SHORT PROBLEM> Lines containing the word "asocia" are to be located and copied.
☆ ☆ ☆ ☆ ☆ ☆ ☆
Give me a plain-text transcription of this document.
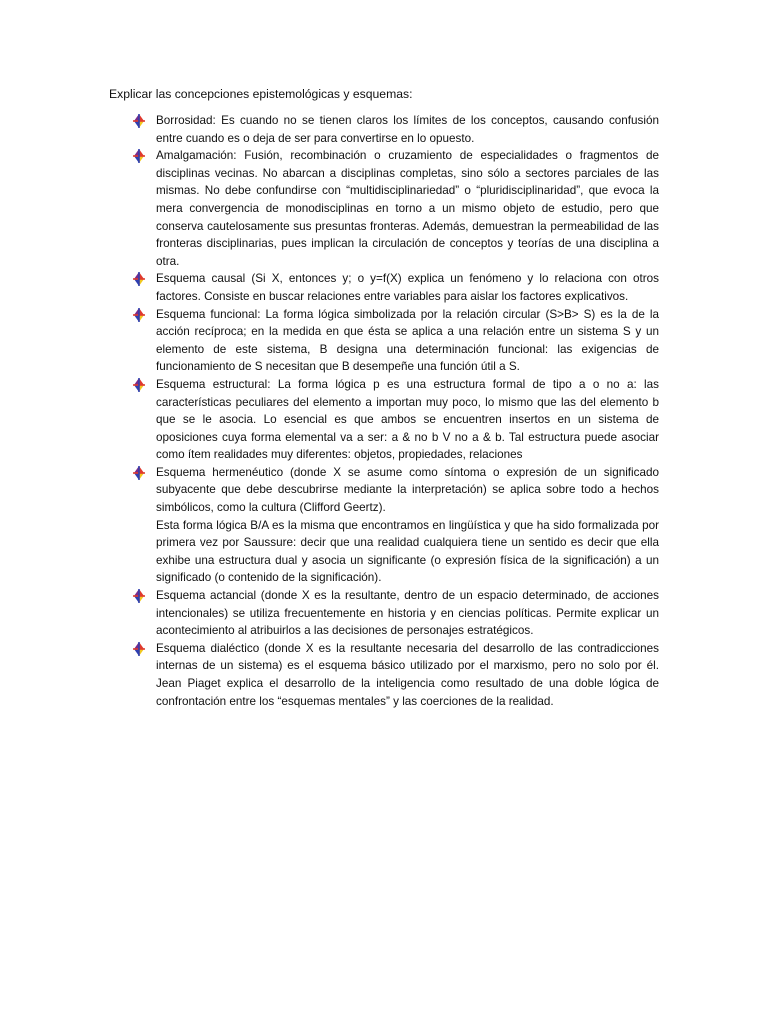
Explicar las concepciones epistemológicas y esquemas:

Borrosidad: Es cuando no se tienen claros los límites de los conceptos, causando confusión entre cuando es o deja de ser para convertirse en lo opuesto.

Amalgamación: Fusión, recombinación o cruzamiento de especialidades o fragmentos de disciplinas vecinas. No abarcan a disciplinas completas, sino sólo a sectores parciales de las mismas. No debe confundirse con “multidisciplinariedad” o “pluridisciplinaridad”, que evoca la mera convergencia de monodisciplinas en torno a un mismo objeto de estudio, pero que conserva cautelosamente sus presuntas fronteras. Además, demuestran la permeabilidad de las fronteras disciplinarias, pues implican la circulación de conceptos y teorías de una disciplina a otra.

Esquema causal (Si X, entonces y; o y=f(X) explica un fenómeno y lo relaciona con otros factores. Consiste en buscar relaciones entre variables para aislar los factores explicativos.

Esquema funcional: La forma lógica simbolizada por la relación circular (S>B> S) es la de la acción recíproca; en la medida en que ésta se aplica a una relación entre un sistema S y un elemento de este sistema, B designa una determinación funcional: las exigencias de funcionamiento de S necesitan que B desempeñe una función útil a S.

Esquema estructural: La forma lógica p es una estructura formal de tipo a o no a: las características peculiares del elemento a importan muy poco, lo mismo que las del elemento b que se le asocia. Lo esencial es que ambos se encuentren insertos en un sistema de oposiciones cuya forma elemental va a ser: a & no b V no a & b. Tal estructura puede asociar como ítem realidades muy diferentes: objetos, propiedades, relaciones

Esquema hermenéutico (donde X se asume como síntoma o expresión de un significado subyacente que debe descubrirse mediante la interpretación) se aplica sobre todo a hechos simbólicos, como la cultura (Clifford Geertz).

Esta forma lógica B/A es la misma que encontramos en lingüística y que ha sido formalizada por primera vez por Saussure: decir que una realidad cualquiera tiene un sentido es decir que ella exhibe una estructura dual y asocia un significante (o expresión física de la significación) a un significado (o contenido de la significación).

Esquema actancial (donde X es la resultante, dentro de un espacio determinado, de acciones intencionales) se utiliza frecuentemente en historia y en ciencias políticas. Permite explicar un acontecimiento al atribuirlos a las decisiones de personajes estratégicos.

Esquema dialéctico (donde X es la resultante necesaria del desarrollo de las contradicciones internas de un sistema) es el esquema básico utilizado por el marxismo, pero no solo por él. Jean Piaget explica el desarrollo de la inteligencia como resultado de una doble lógica de confrontación entre los “esquemas mentales” y las coerciones de la realidad.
☆ ☆ ☆ ☆ ☆ ☆ ☆
TASK SOLUTION>
Esquema estructural: La forma lógica p es una estructura formal de tipo a o no a: las características peculiares del elemento a importan muy poco, lo mismo que las del elemento b que se le asocia. Lo esencial es que ambos se encuentren insertos en un sistema de oposiciones cuya forma elemental va a ser: a & no b V no a & b. Tal estructura puede asociar como ítem realidades muy diferentes: objetos, propiedades, relaciones
Esta forma lógica B/A es la misma que encontramos en lingüística y que ha sido formalizada por primera vez por Saussure: decir que una realidad cualquiera tiene un sentido es decir que ella exhibe una estructura dual y asocia un significante (o expresión física de la significación) a un significado (o contenido de la significación).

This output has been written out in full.